Consignes
(1) D'après le texte sur la reprise en sous-œuvre, quel est le but de ce domaine ?
(2) Résumez en deux phrases le texte sur la reprise en sous-œuvre.
(3) Prolongez le texte sur la reprise en sous-œuvre à partir de sa dernière phrase.

Texte fourni
■ ■ ■
La reprise en sous oeuvre est un domaine noble dont le but est de préserver ce pour quoi les assurés ont travaillé toute leur vie : Leur maison.
Il agrège ce que la France compte de plus brillants intervenants, les ingénieurs structures, les bureaux d’études, et les opérationnels. Ces derniers étant sous le regard bienveillant et décisionnaire des experts IRD dont on salue le travail au quotidien.
En revanche, et même si je suis intimement persuadé que ce format est honorable et vertueux, je prédis que le schéma va dégringoler dans les 5 années à venir.
Les « majors » vont entraîner avec elles les seules entreprises réellement compétentes du secteur, dans ce qui s’annonce comme un tsunami de malfaçons et d’incompétence généralisée.
Il en résultera une fuite vers l’avant des donneurs d’ordres qui n’accepteront plus le seul coût d’une prise en charge, mais les déboires des malfaçons à venir. C’est inéluctable.
Avant propos
L’après sinistre est un domaine que nous maîtrisons au sein de la rédaction. C’est notre terrain de jeu. Et si j’utilise le terme de « jeu » pour désigner cette discipline, c’est que trop de « majors » de l’après sinistre prennent nos actions pour une discipline amusante, peu sérieuse, mais non moins très lucrative.
Cependant, comment imaginer que ces mêmes « majors » de la rénovation de l’après sinistre se lancent dans la RSO (Reprise en Sous Oeuvre) alors même qu’elles sont inondées de réclamations quotidiennes pour de la mise en peinture simple en dossier de fréquence ?
Tout ceci, et je l’avais déjà relevé dans un précédent article, est jugé à l’aune d’une vaste plaisanterie des entreprises « leaders » du secteur qui inaugurent, par leur volonté de faire de la RSO, un immense champ de bataille à venir.
■ ■ ■
Données sources
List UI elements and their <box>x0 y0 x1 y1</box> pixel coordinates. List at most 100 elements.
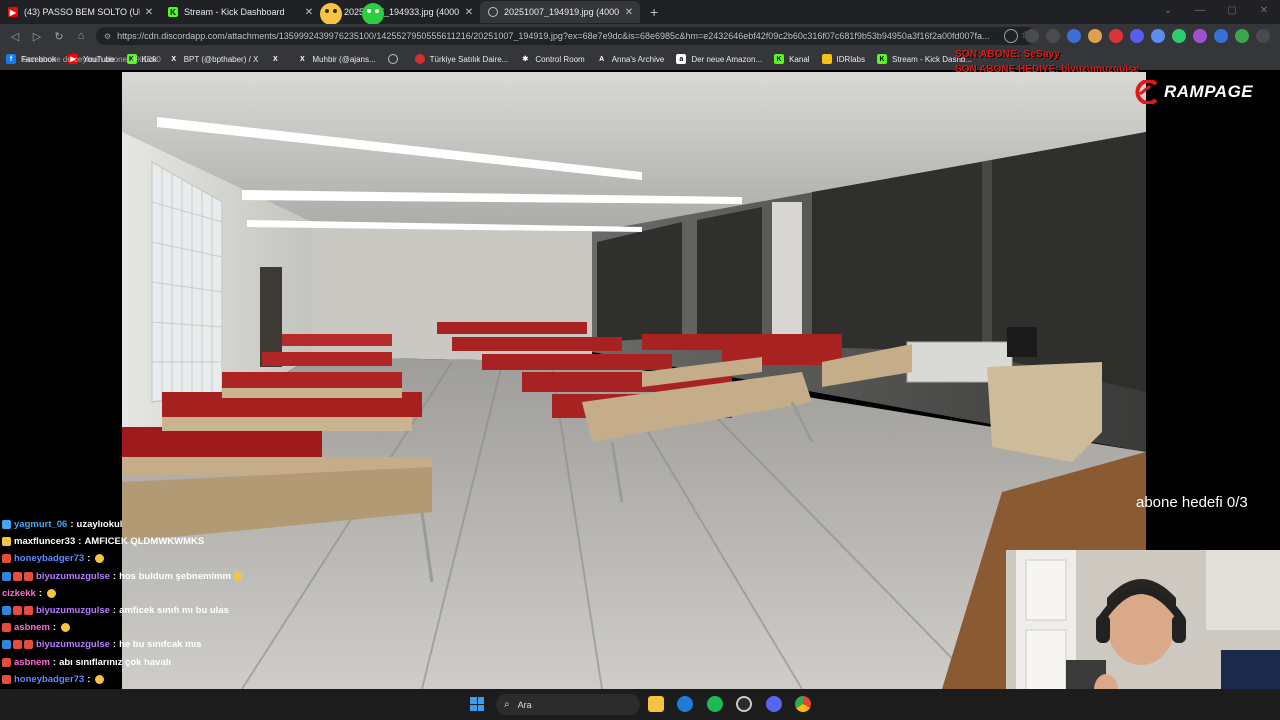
■ ■ ■
Réponses
(1) Préserver ce pour quoi les assurés ont travaillé toute leur vie : leur maison.

(2) La reprise en sous-œuvre vise à préserver la maison des assurés et réunit ingénieurs structures, bureaux d'études et opérationnels sous le regard des experts IRD. L'auteur prédit pourtant que ce schéma s'effondrera dans les cinq années à venir, car les « majors » de l'après-sinistre, déjà inondées de réclamations pour de simples travaux de peinture, entraîneront le secteur dans un tsunami de malfaçons.

(3)
Quand on ne peut pas gérer la mise en peinture d’un salon, on ne se lance pas dans la RSO. J’avais alerté sur ce sujet il y a déjà deux ans.
Je donne 5 ans aux « majors » du secteur pour emporter dans leur faillite les seules « niches » sur lesquelles elles étaient encore bénéficiaires. Autrement dit, elles vont balayer d’un doigt ce qu’elles ont construit d’une main.
Qu’est-ce que la RSO : Reprise en Sous Oeuvre ?
La reprise en sous œuvre (RSO) est la discipline du bâtiment qui gère la consolidation du bâti (fondations, murs, dalles, etc.) lors d’un mouvement de terrain. Principale cause : La sécheresse.
Le retrait et le gonflement des argiles (RGA) est souvent incriminé mais il y a deux nombreuses autres causes possibles comme par exemple, un sous dimensionnement des matériaux.
Il peut également s’agir d’une reprise ou consolidation suite à un séisme, ou bien suite à une explosion (exemple de la rue Tivoli à Marseille).
Lire mon article sur la reprise en sous oeuvre.
Pourquoi la faillite de la reprise en sous oeuvre est inévitable ?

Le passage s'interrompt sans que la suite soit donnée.